# What the task asks:
Rewrite the items in the source data, starting with the line containing "y-tick-label: 200 — [70, 36, 95, 54]" and going on through the line containing "x-tick-label: 10 — [327, 554, 344, 571]", with "legend-label" changed to "legend-entry" and everything else left as it is.

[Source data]
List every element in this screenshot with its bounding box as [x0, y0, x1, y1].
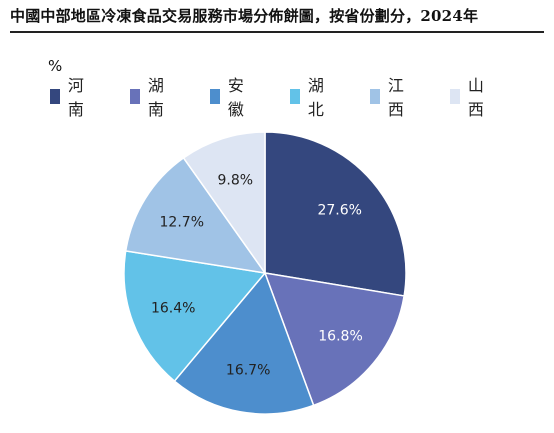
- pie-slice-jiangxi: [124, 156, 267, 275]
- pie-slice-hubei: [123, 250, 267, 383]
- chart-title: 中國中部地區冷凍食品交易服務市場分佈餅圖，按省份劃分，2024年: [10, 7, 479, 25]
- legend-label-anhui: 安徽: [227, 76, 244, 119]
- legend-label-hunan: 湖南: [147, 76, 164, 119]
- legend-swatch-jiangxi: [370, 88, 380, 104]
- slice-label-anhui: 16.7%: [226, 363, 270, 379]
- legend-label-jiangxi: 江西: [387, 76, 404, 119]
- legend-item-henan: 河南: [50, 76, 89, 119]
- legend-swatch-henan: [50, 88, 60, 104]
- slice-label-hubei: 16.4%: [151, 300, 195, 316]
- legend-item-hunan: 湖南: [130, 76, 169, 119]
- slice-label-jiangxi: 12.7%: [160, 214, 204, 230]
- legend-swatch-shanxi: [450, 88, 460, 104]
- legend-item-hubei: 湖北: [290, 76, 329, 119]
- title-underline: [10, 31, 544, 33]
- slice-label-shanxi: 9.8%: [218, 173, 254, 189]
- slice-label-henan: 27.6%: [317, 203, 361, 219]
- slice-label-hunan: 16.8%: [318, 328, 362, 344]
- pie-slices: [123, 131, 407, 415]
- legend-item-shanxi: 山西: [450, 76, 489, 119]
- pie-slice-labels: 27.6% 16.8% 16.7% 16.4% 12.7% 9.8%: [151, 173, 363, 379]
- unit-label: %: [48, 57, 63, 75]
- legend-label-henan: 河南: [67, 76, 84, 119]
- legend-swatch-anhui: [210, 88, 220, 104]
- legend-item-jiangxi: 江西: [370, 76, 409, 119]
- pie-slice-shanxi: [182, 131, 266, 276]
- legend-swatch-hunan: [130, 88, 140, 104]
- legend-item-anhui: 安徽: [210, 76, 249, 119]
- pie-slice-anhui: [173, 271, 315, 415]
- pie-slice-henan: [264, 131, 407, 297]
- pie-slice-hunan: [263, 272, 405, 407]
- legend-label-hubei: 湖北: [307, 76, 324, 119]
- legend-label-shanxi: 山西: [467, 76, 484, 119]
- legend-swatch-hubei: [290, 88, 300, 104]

...

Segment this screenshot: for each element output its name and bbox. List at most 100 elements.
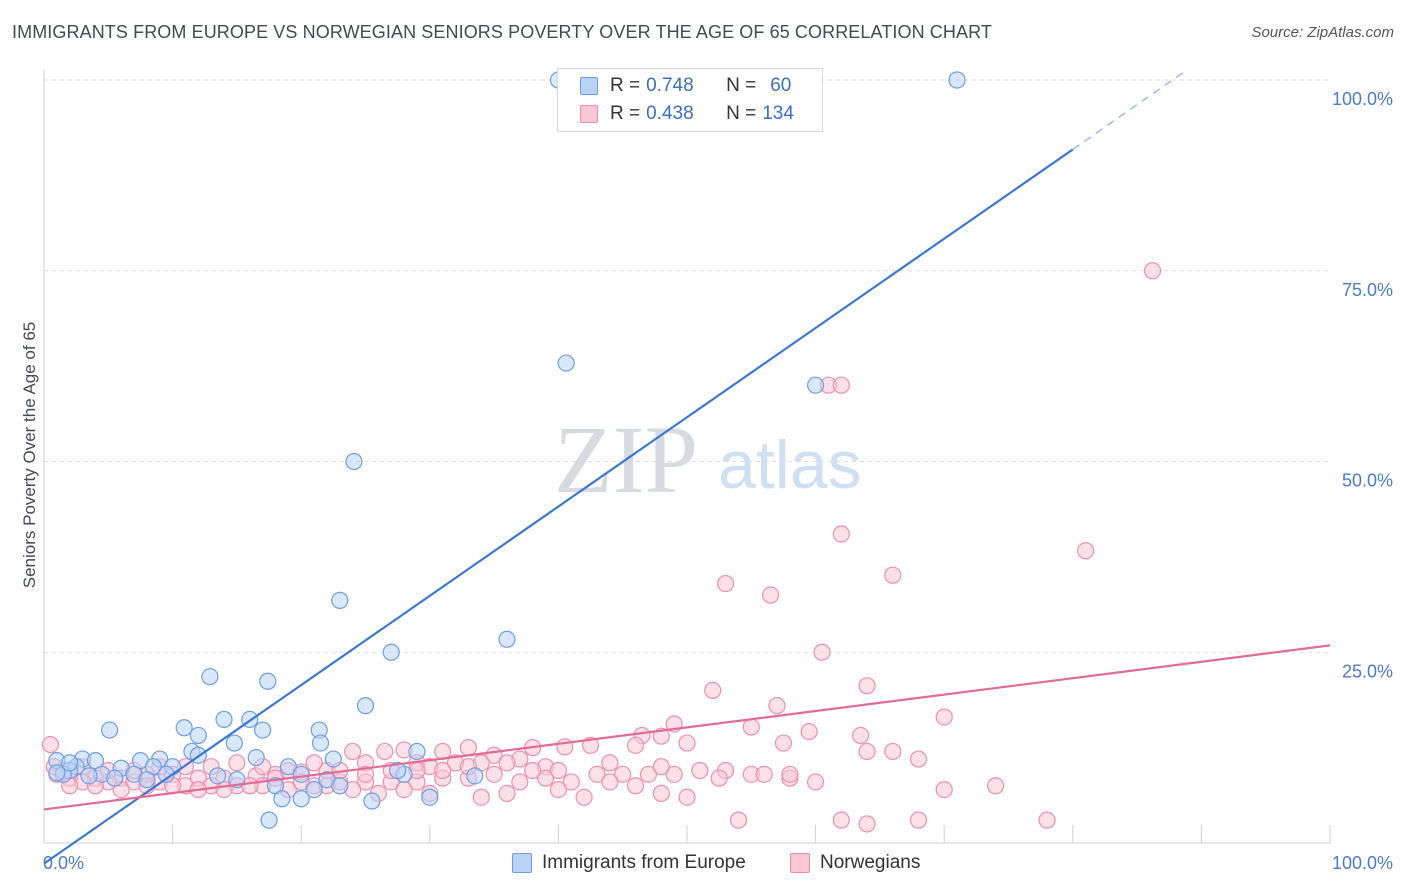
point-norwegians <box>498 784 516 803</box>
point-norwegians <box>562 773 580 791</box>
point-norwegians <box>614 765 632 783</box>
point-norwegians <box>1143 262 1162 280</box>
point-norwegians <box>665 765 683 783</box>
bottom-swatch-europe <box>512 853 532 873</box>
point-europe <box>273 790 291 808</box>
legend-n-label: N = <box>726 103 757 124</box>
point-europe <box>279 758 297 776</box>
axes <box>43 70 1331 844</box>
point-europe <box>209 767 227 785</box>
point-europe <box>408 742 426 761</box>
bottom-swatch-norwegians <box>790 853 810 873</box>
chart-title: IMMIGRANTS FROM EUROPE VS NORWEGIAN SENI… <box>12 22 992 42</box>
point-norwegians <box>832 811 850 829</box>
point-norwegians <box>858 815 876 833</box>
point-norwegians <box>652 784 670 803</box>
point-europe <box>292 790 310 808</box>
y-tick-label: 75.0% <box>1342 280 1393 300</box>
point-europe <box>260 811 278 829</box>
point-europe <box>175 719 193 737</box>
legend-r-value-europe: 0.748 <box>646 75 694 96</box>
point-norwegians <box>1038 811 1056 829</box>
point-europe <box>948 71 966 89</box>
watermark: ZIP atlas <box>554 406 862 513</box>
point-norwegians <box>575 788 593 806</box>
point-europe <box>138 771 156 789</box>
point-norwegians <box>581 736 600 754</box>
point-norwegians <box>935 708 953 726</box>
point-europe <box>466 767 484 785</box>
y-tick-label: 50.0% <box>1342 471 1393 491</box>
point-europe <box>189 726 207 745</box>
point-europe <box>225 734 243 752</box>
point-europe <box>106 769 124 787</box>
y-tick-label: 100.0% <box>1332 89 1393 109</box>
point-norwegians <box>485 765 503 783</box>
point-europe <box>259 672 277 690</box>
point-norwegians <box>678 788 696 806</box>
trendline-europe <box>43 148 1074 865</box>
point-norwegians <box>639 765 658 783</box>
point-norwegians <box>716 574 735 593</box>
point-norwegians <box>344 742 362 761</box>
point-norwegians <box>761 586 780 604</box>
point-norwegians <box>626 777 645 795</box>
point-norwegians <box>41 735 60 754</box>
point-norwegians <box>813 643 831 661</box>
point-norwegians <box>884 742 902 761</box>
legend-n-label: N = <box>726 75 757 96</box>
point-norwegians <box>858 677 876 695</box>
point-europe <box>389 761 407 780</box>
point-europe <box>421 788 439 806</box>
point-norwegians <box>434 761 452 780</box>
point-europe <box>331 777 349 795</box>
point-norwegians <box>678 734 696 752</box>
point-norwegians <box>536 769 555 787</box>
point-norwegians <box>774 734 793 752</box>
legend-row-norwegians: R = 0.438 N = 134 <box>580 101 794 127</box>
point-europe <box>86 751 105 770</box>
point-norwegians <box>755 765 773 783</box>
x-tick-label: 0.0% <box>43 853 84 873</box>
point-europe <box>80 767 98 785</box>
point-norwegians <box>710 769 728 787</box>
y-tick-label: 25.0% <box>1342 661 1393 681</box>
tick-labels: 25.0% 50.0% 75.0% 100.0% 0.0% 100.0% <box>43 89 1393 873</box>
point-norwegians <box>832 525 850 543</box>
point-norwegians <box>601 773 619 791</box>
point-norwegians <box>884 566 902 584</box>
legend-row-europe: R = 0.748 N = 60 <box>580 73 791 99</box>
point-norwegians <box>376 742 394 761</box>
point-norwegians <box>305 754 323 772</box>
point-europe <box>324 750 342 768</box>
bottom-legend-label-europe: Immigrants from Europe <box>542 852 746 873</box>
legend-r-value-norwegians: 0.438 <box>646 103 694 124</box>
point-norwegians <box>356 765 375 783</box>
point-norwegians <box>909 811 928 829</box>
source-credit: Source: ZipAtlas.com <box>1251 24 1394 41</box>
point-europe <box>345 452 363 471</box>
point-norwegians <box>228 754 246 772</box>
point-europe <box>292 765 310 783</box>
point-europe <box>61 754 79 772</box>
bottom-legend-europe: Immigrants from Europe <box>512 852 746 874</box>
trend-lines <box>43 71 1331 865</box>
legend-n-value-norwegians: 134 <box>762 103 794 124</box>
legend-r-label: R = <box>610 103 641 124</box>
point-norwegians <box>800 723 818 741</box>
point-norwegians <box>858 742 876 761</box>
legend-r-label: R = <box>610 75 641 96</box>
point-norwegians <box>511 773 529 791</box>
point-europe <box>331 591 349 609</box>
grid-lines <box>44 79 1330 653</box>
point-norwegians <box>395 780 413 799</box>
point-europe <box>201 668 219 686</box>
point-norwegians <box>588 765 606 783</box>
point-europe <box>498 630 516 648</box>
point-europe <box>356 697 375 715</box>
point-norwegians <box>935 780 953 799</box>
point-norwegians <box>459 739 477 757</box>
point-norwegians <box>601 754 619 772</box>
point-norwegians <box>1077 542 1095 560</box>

==

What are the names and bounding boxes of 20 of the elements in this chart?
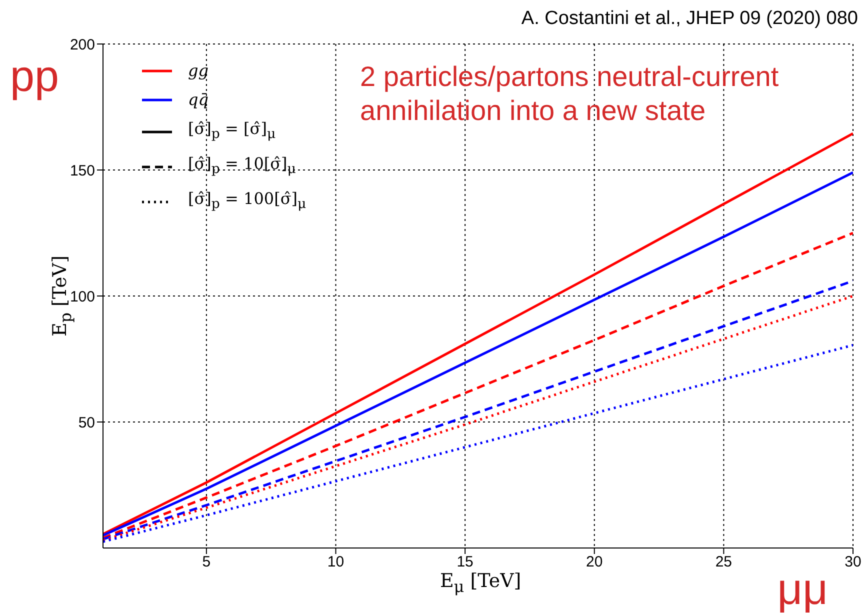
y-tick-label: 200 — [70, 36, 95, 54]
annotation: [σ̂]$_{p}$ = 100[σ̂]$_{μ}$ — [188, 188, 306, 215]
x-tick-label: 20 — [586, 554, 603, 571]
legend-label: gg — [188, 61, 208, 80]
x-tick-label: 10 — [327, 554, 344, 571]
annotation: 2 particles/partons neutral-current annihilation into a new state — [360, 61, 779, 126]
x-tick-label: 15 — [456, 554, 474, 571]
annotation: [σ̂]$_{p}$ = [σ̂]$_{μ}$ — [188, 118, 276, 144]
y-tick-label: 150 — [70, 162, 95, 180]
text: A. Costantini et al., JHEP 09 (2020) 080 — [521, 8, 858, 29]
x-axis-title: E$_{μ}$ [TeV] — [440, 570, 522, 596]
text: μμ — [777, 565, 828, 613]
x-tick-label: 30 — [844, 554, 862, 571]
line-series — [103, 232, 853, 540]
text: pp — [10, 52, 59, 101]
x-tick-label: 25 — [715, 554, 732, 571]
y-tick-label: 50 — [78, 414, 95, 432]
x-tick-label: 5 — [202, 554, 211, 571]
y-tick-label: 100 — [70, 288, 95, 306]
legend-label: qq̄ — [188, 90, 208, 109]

# Exercise result:
y-tick-label: 200 — [70, 36, 95, 54]
annotation: [σ̂]$_{p}$ = 100[σ̂]$_{μ}$ — [188, 188, 306, 215]
x-tick-label: 20 — [586, 554, 603, 571]
legend-entry: gg — [188, 61, 208, 80]
x-tick-label: 10 — [327, 554, 344, 571]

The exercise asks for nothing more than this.